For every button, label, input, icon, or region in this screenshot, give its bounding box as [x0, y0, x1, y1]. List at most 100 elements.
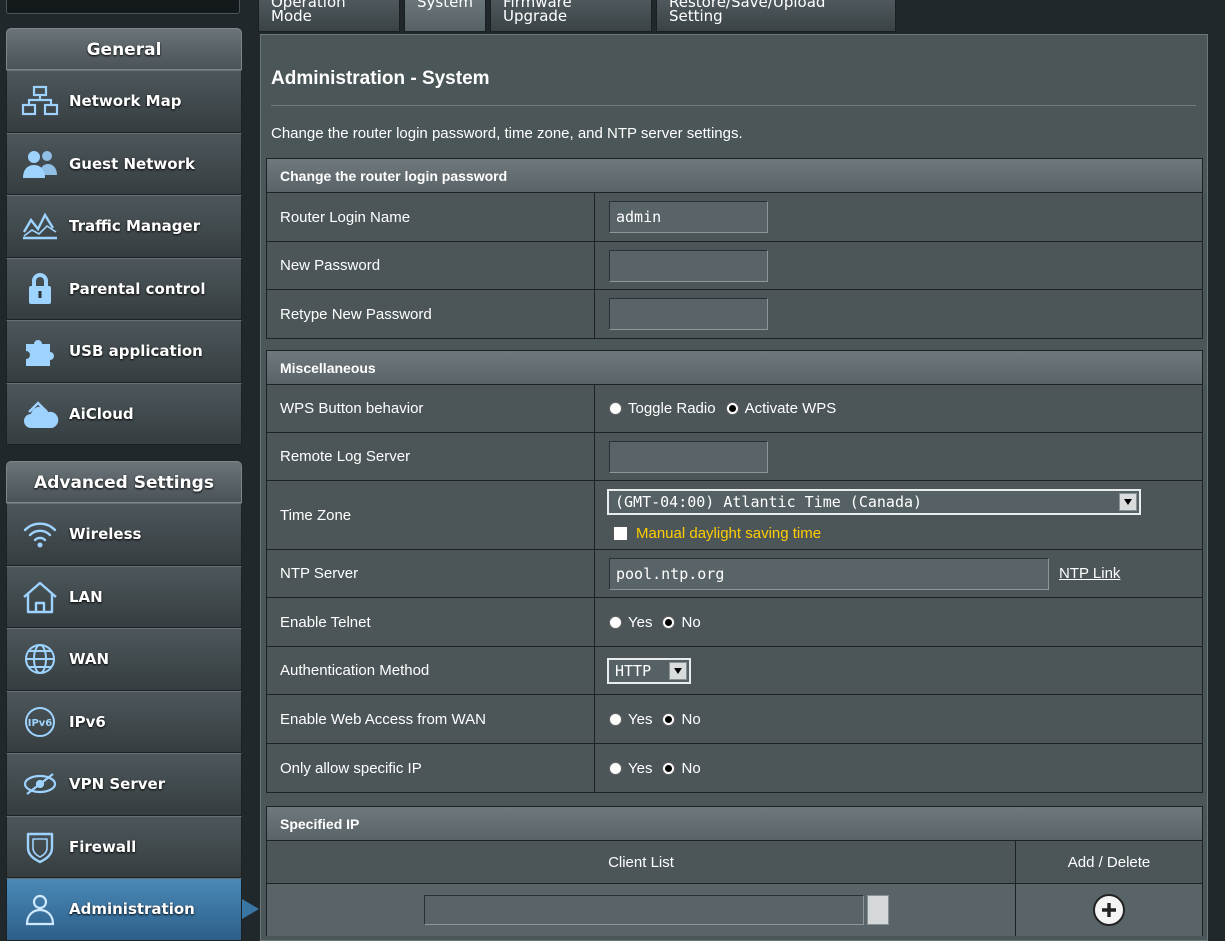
- add-ip-button[interactable]: [1093, 894, 1125, 926]
- sidebar: General Network Map Guest Network Traffi…: [0, 0, 259, 941]
- sidebar-item-guest-network[interactable]: Guest Network: [6, 132, 242, 195]
- sidebar-advanced-header: Advanced Settings: [6, 461, 242, 503]
- house-icon: [13, 577, 67, 617]
- sidebar-item-label: VPN Server: [69, 775, 166, 794]
- row-label: NTP Server: [267, 550, 595, 597]
- sidebar-general-group: General Network Map Guest Network Traffi…: [6, 28, 242, 445]
- globe-icon: [13, 639, 67, 679]
- sidebar-item-label: Administration: [69, 900, 195, 919]
- sidebar-item-label: LAN: [69, 587, 103, 606]
- new-password-input[interactable]: [609, 249, 768, 282]
- row-remote-log-server: Remote Log Server: [267, 433, 1202, 481]
- sidebar-advanced-group: Advanced Settings Wireless LAN WAN IPv6 …: [6, 461, 259, 941]
- remote-log-server-input[interactable]: [609, 440, 768, 473]
- sidebar-item-aicloud[interactable]: AiCloud: [6, 382, 242, 445]
- client-list-dropdown-button[interactable]: [867, 895, 889, 925]
- radio-dot[interactable]: [609, 712, 622, 726]
- row-specific-ip: Only allow specific IP Yes No: [267, 744, 1202, 792]
- row-new-password: New Password: [267, 242, 1202, 290]
- wifi-icon: [13, 514, 67, 554]
- tab-operation-mode[interactable]: Operation Mode: [258, 0, 400, 32]
- sidebar-item-label: Firewall: [69, 837, 137, 856]
- row-web-access-wan: Enable Web Access from WAN Yes No: [267, 695, 1202, 744]
- cloud-icon: [13, 394, 67, 434]
- sidebar-item-traffic-manager[interactable]: Traffic Manager: [6, 195, 242, 258]
- manual-dst-checkbox[interactable]: [613, 525, 628, 541]
- top-tabs: Operation Mode System Firmware Upgrade R…: [258, 0, 900, 32]
- puzzle-icon: [13, 331, 67, 371]
- ntp-link[interactable]: NTP Link: [1059, 565, 1120, 582]
- sidebar-item-vpn-server[interactable]: VPN Server: [6, 753, 242, 816]
- row-label: Authentication Method: [267, 647, 595, 694]
- web-access-yes-option[interactable]: Yes: [609, 711, 652, 728]
- row-label: Router Login Name: [267, 193, 595, 241]
- specific-ip-no-option[interactable]: No: [662, 760, 701, 777]
- sidebar-item-firewall[interactable]: Firewall: [6, 815, 242, 878]
- radio-dot[interactable]: [609, 615, 622, 629]
- radio-dot[interactable]: [662, 761, 676, 775]
- telnet-no-option[interactable]: No: [662, 614, 701, 631]
- section-header: Miscellaneous: [267, 351, 1202, 385]
- sidebar-item-ipv6[interactable]: IPv6 IPv6: [6, 690, 242, 753]
- row-ntp-server: NTP Server NTP Link: [267, 550, 1202, 598]
- page-title: Administration - System: [271, 68, 490, 89]
- sidebar-item-usb-application[interactable]: USB application: [6, 320, 242, 383]
- sidebar-item-label: WAN: [69, 650, 110, 669]
- sidebar-item-label: Traffic Manager: [69, 217, 201, 236]
- sidebar-item-label: Guest Network: [69, 154, 195, 173]
- network-map-icon: [13, 81, 67, 121]
- tab-system[interactable]: System: [404, 0, 486, 32]
- section-header: Specified IP: [267, 807, 1202, 841]
- shield-icon: [13, 827, 67, 867]
- sidebar-item-label: Parental control: [69, 279, 206, 298]
- wps-activate-wps-option[interactable]: Activate WPS: [725, 400, 836, 417]
- radio-dot[interactable]: [662, 615, 676, 629]
- radio-dot[interactable]: [662, 712, 676, 726]
- row-label: Time Zone: [267, 481, 595, 549]
- tab-restore-save-upload[interactable]: Restore/Save/Upload Setting: [656, 0, 896, 32]
- miscellaneous-section: Miscellaneous WPS Button behavior Toggle…: [266, 350, 1203, 793]
- radio-dot[interactable]: [725, 402, 739, 415]
- sidebar-item-lan[interactable]: LAN: [6, 565, 242, 628]
- sidebar-top-bar: [6, 0, 240, 14]
- lock-icon: [13, 269, 67, 309]
- router-login-name-input[interactable]: [609, 201, 768, 233]
- row-label: WPS Button behavior: [267, 385, 595, 432]
- sidebar-item-administration[interactable]: Administration: [6, 878, 259, 941]
- web-access-no-option[interactable]: No: [662, 711, 701, 728]
- sidebar-item-wireless[interactable]: Wireless: [6, 503, 242, 566]
- client-list-column-header: Client List: [267, 841, 1016, 883]
- row-label: Enable Telnet: [267, 598, 595, 646]
- row-router-login-name: Router Login Name: [267, 193, 1202, 242]
- chevron-down-icon[interactable]: [1119, 492, 1137, 511]
- table-row: [267, 884, 1202, 936]
- row-label: Enable Web Access from WAN: [267, 695, 595, 743]
- specific-ip-yes-option[interactable]: Yes: [609, 760, 652, 777]
- authentication-method-select[interactable]: HTTP: [607, 657, 691, 684]
- row-enable-telnet: Enable Telnet Yes No: [267, 598, 1202, 647]
- sidebar-item-parental-control[interactable]: Parental control: [6, 257, 242, 320]
- retype-password-input[interactable]: [609, 298, 768, 330]
- wps-toggle-radio-option[interactable]: Toggle Radio: [609, 400, 716, 417]
- sidebar-item-wan[interactable]: WAN: [6, 628, 242, 691]
- plus-icon: [1102, 903, 1116, 917]
- telnet-yes-option[interactable]: Yes: [609, 614, 652, 631]
- time-zone-select[interactable]: (GMT-04:00) Atlantic Time (Canada): [607, 488, 1141, 515]
- manual-dst-label: Manual daylight saving time: [636, 524, 822, 542]
- tab-firmware-upgrade[interactable]: Firmware Upgrade: [490, 0, 652, 32]
- row-label: New Password: [267, 242, 595, 289]
- client-ip-input[interactable]: [424, 895, 864, 925]
- radio-dot[interactable]: [609, 402, 622, 415]
- title-divider: [271, 105, 1196, 106]
- ntp-server-input[interactable]: [609, 557, 1049, 590]
- traffic-manager-icon: [13, 206, 67, 246]
- vpn-icon: [13, 764, 67, 804]
- chevron-down-icon[interactable]: [669, 661, 687, 680]
- radio-dot[interactable]: [609, 761, 622, 775]
- page-description: Change the router login password, time z…: [271, 125, 743, 142]
- sidebar-item-label: IPv6: [69, 712, 106, 731]
- svg-text:IPv6: IPv6: [28, 718, 53, 729]
- login-password-section: Change the router login password Router …: [266, 158, 1203, 339]
- guest-network-icon: [13, 144, 67, 184]
- sidebar-item-network-map[interactable]: Network Map: [6, 70, 242, 133]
------------
Reproduce every item above word for word, leaving out the pictures.

For every button, label, input, icon, or region in this screenshot, give its bounding box as [x0, y0, x1, y1]. List at most 100 elements.
- add-ip-button[interactable]: [1093, 894, 1125, 926]
- sidebar: General Network Map Guest Network Traffi…: [0, 0, 259, 941]
- sidebar-item-guest-network[interactable]: Guest Network: [6, 132, 242, 195]
- sidebar-advanced-header: Advanced Settings: [6, 461, 242, 503]
- house-icon: [13, 577, 67, 617]
- sidebar-item-label: VPN Server: [69, 775, 166, 794]
- row-label: NTP Server: [267, 550, 595, 597]
- sidebar-general-group: General Network Map Guest Network Traffi…: [6, 28, 242, 445]
- globe-icon: [13, 639, 67, 679]
- sidebar-item-label: Administration: [69, 900, 195, 919]
- sidebar-item-label: LAN: [69, 587, 103, 606]
- new-password-input[interactable]: [609, 249, 768, 282]
- row-remote-log-server: Remote Log Server: [267, 433, 1202, 481]
- sidebar-advanced-group: Advanced Settings Wireless LAN WAN IPv6 …: [6, 461, 259, 941]
- remote-log-server-input[interactable]: [609, 440, 768, 473]
- sidebar-item-aicloud[interactable]: AiCloud: [6, 382, 242, 445]
- client-list-dropdown-button[interactable]: [867, 895, 889, 925]
- radio-dot[interactable]: [609, 712, 622, 726]
- row-specific-ip: Only allow specific IP Yes No: [267, 744, 1202, 792]
- row-new-password: New Password: [267, 242, 1202, 290]
- wifi-icon: [13, 514, 67, 554]
- tab-operation-mode[interactable]: Operation Mode: [258, 0, 400, 32]
- sidebar-item-label: Firewall: [69, 837, 137, 856]
- row-web-access-wan: Enable Web Access from WAN Yes No: [267, 695, 1202, 744]
- cloud-icon: [13, 394, 67, 434]
- sidebar-item-traffic-manager[interactable]: Traffic Manager: [6, 195, 242, 258]
- manual-dst-checkbox[interactable]: [613, 525, 628, 541]
- top-tabs: Operation Mode System Firmware Upgrade R…: [258, 0, 900, 32]
- puzzle-icon: [13, 331, 67, 371]
- ntp-link[interactable]: NTP Link: [1059, 565, 1120, 582]
- sidebar-item-vpn-server[interactable]: VPN Server: [6, 753, 242, 816]
- row-label: Authentication Method: [267, 647, 595, 694]
- web-access-yes-option[interactable]: Yes: [609, 711, 652, 728]
- row-label: Router Login Name: [267, 193, 595, 241]
- specific-ip-no-option[interactable]: No: [662, 760, 701, 777]
- sidebar-item-firewall[interactable]: Firewall: [6, 815, 242, 878]
- radio-dot[interactable]: [609, 615, 622, 629]
- radio-dot[interactable]: [662, 761, 676, 775]
- telnet-no-option[interactable]: No: [662, 614, 701, 631]
- section-header: Miscellaneous: [267, 351, 1202, 385]
- sidebar-item-ipv6[interactable]: IPv6 IPv6: [6, 690, 242, 753]
- row-ntp-server: NTP Server NTP Link: [267, 550, 1202, 598]
- page-title: Administration - System: [271, 68, 490, 89]
- sidebar-item-usb-application[interactable]: USB application: [6, 320, 242, 383]
- sidebar-item-label: WAN: [69, 650, 110, 669]
- sidebar-item-label: Traffic Manager: [69, 217, 201, 236]
- sidebar-item-label: Guest Network: [69, 154, 195, 173]
- network-map-icon: [13, 81, 67, 121]
- tab-system[interactable]: System: [404, 0, 486, 32]
- section-header: Specified IP: [267, 807, 1202, 841]
- shield-icon: [13, 827, 67, 867]
- sidebar-item-label: Parental control: [69, 279, 206, 298]
- wps-activate-wps-option[interactable]: Activate WPS: [725, 400, 836, 417]
- radio-dot[interactable]: [662, 615, 676, 629]
- radio-dot[interactable]: [662, 712, 676, 726]
- row-label: Time Zone: [267, 481, 595, 549]
- tab-restore-save-upload[interactable]: Restore/Save/Upload Setting: [656, 0, 896, 32]
- miscellaneous-section: Miscellaneous WPS Button behavior Toggle…: [266, 350, 1203, 793]
- radio-dot[interactable]: [725, 402, 739, 415]
- sidebar-item-lan[interactable]: LAN: [6, 565, 242, 628]
- sidebar-top-bar: [6, 0, 240, 14]
- lock-icon: [13, 269, 67, 309]
- router-login-name-input[interactable]: [609, 201, 768, 233]
- row-label: WPS Button behavior: [267, 385, 595, 432]
- sidebar-item-administration[interactable]: Administration: [6, 878, 259, 941]
- web-access-no-option[interactable]: No: [662, 711, 701, 728]
- sidebar-item-wireless[interactable]: Wireless: [6, 503, 242, 566]
- client-list-column-header: Client List: [267, 841, 1016, 883]
- row-label: Enable Telnet: [267, 598, 595, 646]
- row-router-login-name: Router Login Name: [267, 193, 1202, 242]
- chevron-down-icon[interactable]: [1119, 492, 1137, 511]
- table-row: [267, 884, 1202, 936]
- row-label: Enable Web Access from WAN: [267, 695, 595, 743]
- specific-ip-yes-option[interactable]: Yes: [609, 760, 652, 777]
- authentication-method-select[interactable]: HTTP: [607, 657, 691, 684]
- row-enable-telnet: Enable Telnet Yes No: [267, 598, 1202, 647]
- sidebar-item-parental-control[interactable]: Parental control: [6, 257, 242, 320]
- retype-password-input[interactable]: [609, 298, 768, 330]
- wps-toggle-radio-option[interactable]: Toggle Radio: [609, 400, 716, 417]
- sidebar-item-wan[interactable]: WAN: [6, 628, 242, 691]
- plus-icon: [1102, 903, 1116, 917]
- telnet-yes-option[interactable]: Yes: [609, 614, 652, 631]
- time-zone-select[interactable]: (GMT-04:00) Atlantic Time (Canada): [607, 488, 1141, 515]
- manual-dst-label: Manual daylight saving time: [636, 524, 822, 542]
- tab-firmware-upgrade[interactable]: Firmware Upgrade: [490, 0, 652, 32]
- row-label: New Password: [267, 242, 595, 289]
- client-ip-input[interactable]: [424, 895, 864, 925]
- radio-dot[interactable]: [609, 402, 622, 415]
- title-divider: [271, 105, 1196, 106]
- ntp-server-input[interactable]: [609, 557, 1049, 590]
- traffic-manager-icon: [13, 206, 67, 246]
- vpn-icon: [13, 764, 67, 804]
- chevron-down-icon[interactable]: [669, 661, 687, 680]
- radio-dot[interactable]: [609, 761, 622, 775]
- page-description: Change the router login password, time z…: [271, 125, 743, 142]
- sidebar-item-label: IPv6: [69, 712, 106, 731]
- svg-text:IPv6: IPv6: [28, 718, 53, 729]
- login-password-section: Change the router login password Router …: [266, 158, 1203, 339]
- guest-network-icon: [13, 144, 67, 184]
- sidebar-item-network-map[interactable]: Network Map: [6, 70, 242, 133]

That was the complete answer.